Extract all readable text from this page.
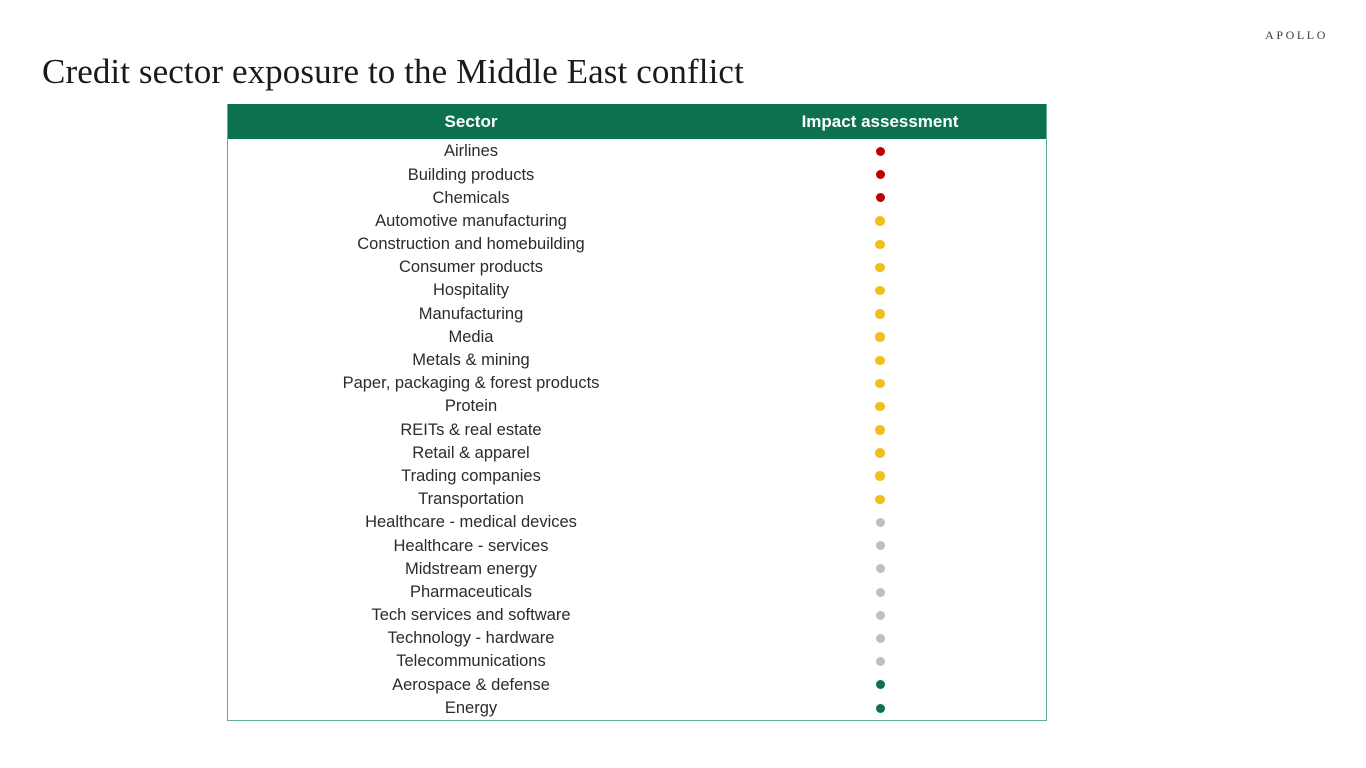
APOLLO
Credit sector exposure to the Middle East conflict
Sector	Impact assessment
Airlines
Building products
Chemicals
Automotive manufacturing
Construction and homebuilding
Consumer products
Hospitality
Manufacturing
Media
Metals & mining
Paper, packaging & forest products
Protein
REITs & real estate
Retail & apparel
Trading companies
Transportation
Healthcare - medical devices
Healthcare - services
Midstream energy
Pharmaceuticals
Tech services and software
Technology - hardware
Telecommunications
Aerospace & defense
Energy
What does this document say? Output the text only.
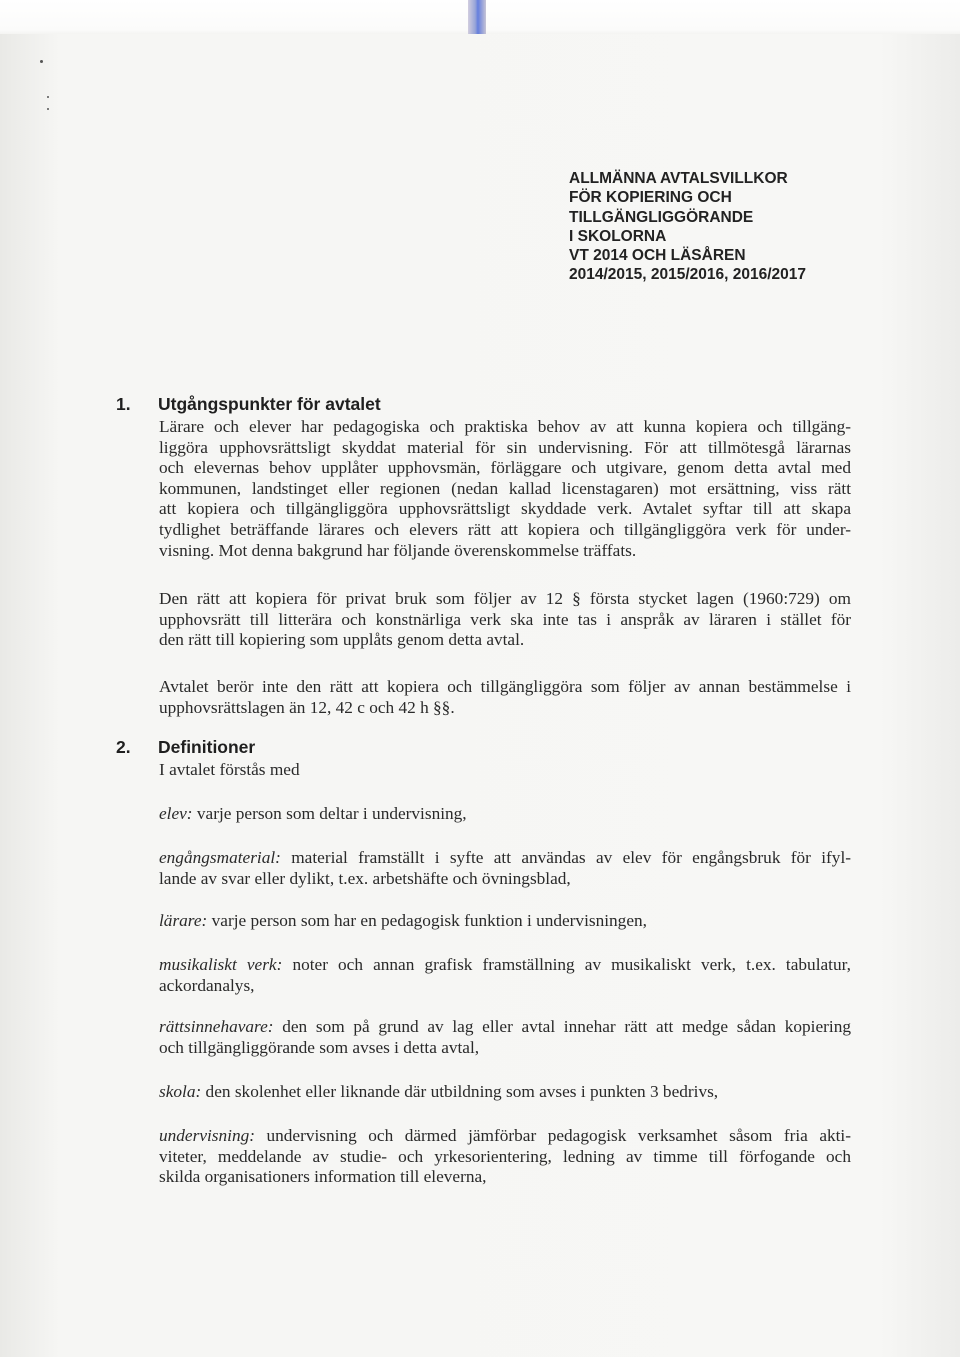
ALLMÄNNA AVTALSVILLKOR
FÖR KOPIERING OCH
TILLGÄNGLIGGÖRANDE
I SKOLORNA
VT 2014 OCH LÄSÅREN
2014/2015, 2015/2016, 2016/2017
1. Utgångspunkter för avtalet
Lärare och elever har pedagogiska och praktiska behov av att kunna kopiera och tillgäng-
liggöra upphovsrättsligt skyddat material för sin undervisning. För att tillmötesgå lärarnas
och elevernas behov upplåter upphovsmän, förläggare och utgivare, genom detta avtal med
kommunen, landstinget eller regionen (nedan kallad licenstagaren) mot ersättning, viss rätt
att kopiera och tillgängliggöra upphovsrättsligt skyddade verk. Avtalet syftar till att skapa
tydlighet beträffande lärares och elevers rätt att kopiera och tillgängliggöra verk för under-
visning. Mot denna bakgrund har följande överenskommelse träffats.
Den rätt att kopiera för privat bruk som följer av 12 § första stycket lagen (1960:729) om
upphovsrätt till litterära och konstnärliga verk ska inte tas i anspråk av läraren i stället för
den rätt till kopiering som upplåts genom detta avtal.
Avtalet berör inte den rätt att kopiera och tillgängliggöra som följer av annan bestämmelse i
upphovsrättslagen än 12, 42 c och 42 h §§.
2. Definitioner
I avtalet förstås med
elev: varje person som deltar i undervisning,
engångsmaterial: material framställt i syfte att användas av elev för engångsbruk för ifyl-
lande av svar eller dylikt, t.ex. arbetshäfte och övningsblad,
lärare: varje person som har en pedagogisk funktion i undervisningen,
musikaliskt verk: noter och annan grafisk framställning av musikaliskt verk, t.ex. tabulatur,
ackordanalys,
rättsinnehavare: den som på grund av lag eller avtal innehar rätt att medge sådan kopiering
och tillgängliggörande som avses i detta avtal,
skola: den skolenhet eller liknande där utbildning som avses i punkten 3 bedrivs,
undervisning: undervisning och därmed jämförbar pedagogisk verksamhet såsom fria akti-
viteter, meddelande av studie- och yrkesorientering, ledning av timme till förfogande och
skilda organisationers information till eleverna,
____
Exercise directions> Could you restate every entry above word for word, leaving out the pictures?

The answer>
Extract all readable text from this page.
APOLLO
Credit sector exposure to the Middle East conflict
Sector	Impact assessment
Airlines
Building products
Chemicals
Automotive manufacturing
Construction and homebuilding
Consumer products
Hospitality
Manufacturing
Media
Metals & mining
Paper, packaging & forest products
Protein
REITs & real estate
Retail & apparel
Trading companies
Transportation
Healthcare - medical devices
Healthcare - services
Midstream energy
Pharmaceuticals
Tech services and software
Technology - hardware
Telecommunications
Aerospace & defense
Energy
What does this document say? Output the text only.
ALLMÄNNA AVTALSVILLKOR
FÖR KOPIERING OCH
TILLGÄNGLIGGÖRANDE
I SKOLORNA
VT 2014 OCH LÄSÅREN
2014/2015, 2015/2016, 2016/2017
1. Utgångspunkter för avtalet
Lärare och elever har pedagogiska och praktiska behov av att kunna kopiera och tillgäng-
liggöra upphovsrättsligt skyddat material för sin undervisning. För att tillmötesgå lärarnas
och elevernas behov upplåter upphovsmän, förläggare och utgivare, genom detta avtal med
kommunen, landstinget eller regionen (nedan kallad licenstagaren) mot ersättning, viss rätt
att kopiera och tillgängliggöra upphovsrättsligt skyddade verk. Avtalet syftar till att skapa
tydlighet beträffande lärares och elevers rätt att kopiera och tillgängliggöra verk för under-
visning. Mot denna bakgrund har följande överenskommelse träffats.
Den rätt att kopiera för privat bruk som följer av 12 § första stycket lagen (1960:729) om
upphovsrätt till litterära och konstnärliga verk ska inte tas i anspråk av läraren i stället för
den rätt till kopiering som upplåts genom detta avtal.
Avtalet berör inte den rätt att kopiera och tillgängliggöra som följer av annan bestämmelse i
upphovsrättslagen än 12, 42 c och 42 h §§.
2. Definitioner
I avtalet förstås med
elev: varje person som deltar i undervisning,
engångsmaterial: material framställt i syfte att användas av elev för engångsbruk för ifyl-
lande av svar eller dylikt, t.ex. arbetshäfte och övningsblad,
lärare: varje person som har en pedagogisk funktion i undervisningen,
musikaliskt verk: noter och annan grafisk framställning av musikaliskt verk, t.ex. tabulatur,
ackordanalys,
rättsinnehavare: den som på grund av lag eller avtal innehar rätt att medge sådan kopiering
och tillgängliggörande som avses i detta avtal,
skola: den skolenhet eller liknande där utbildning som avses i punkten 3 bedrivs,
undervisning: undervisning och därmed jämförbar pedagogisk verksamhet såsom fria akti-
viteter, meddelande av studie- och yrkesorientering, ledning av timme till förfogande och
skilda organisationers information till eleverna,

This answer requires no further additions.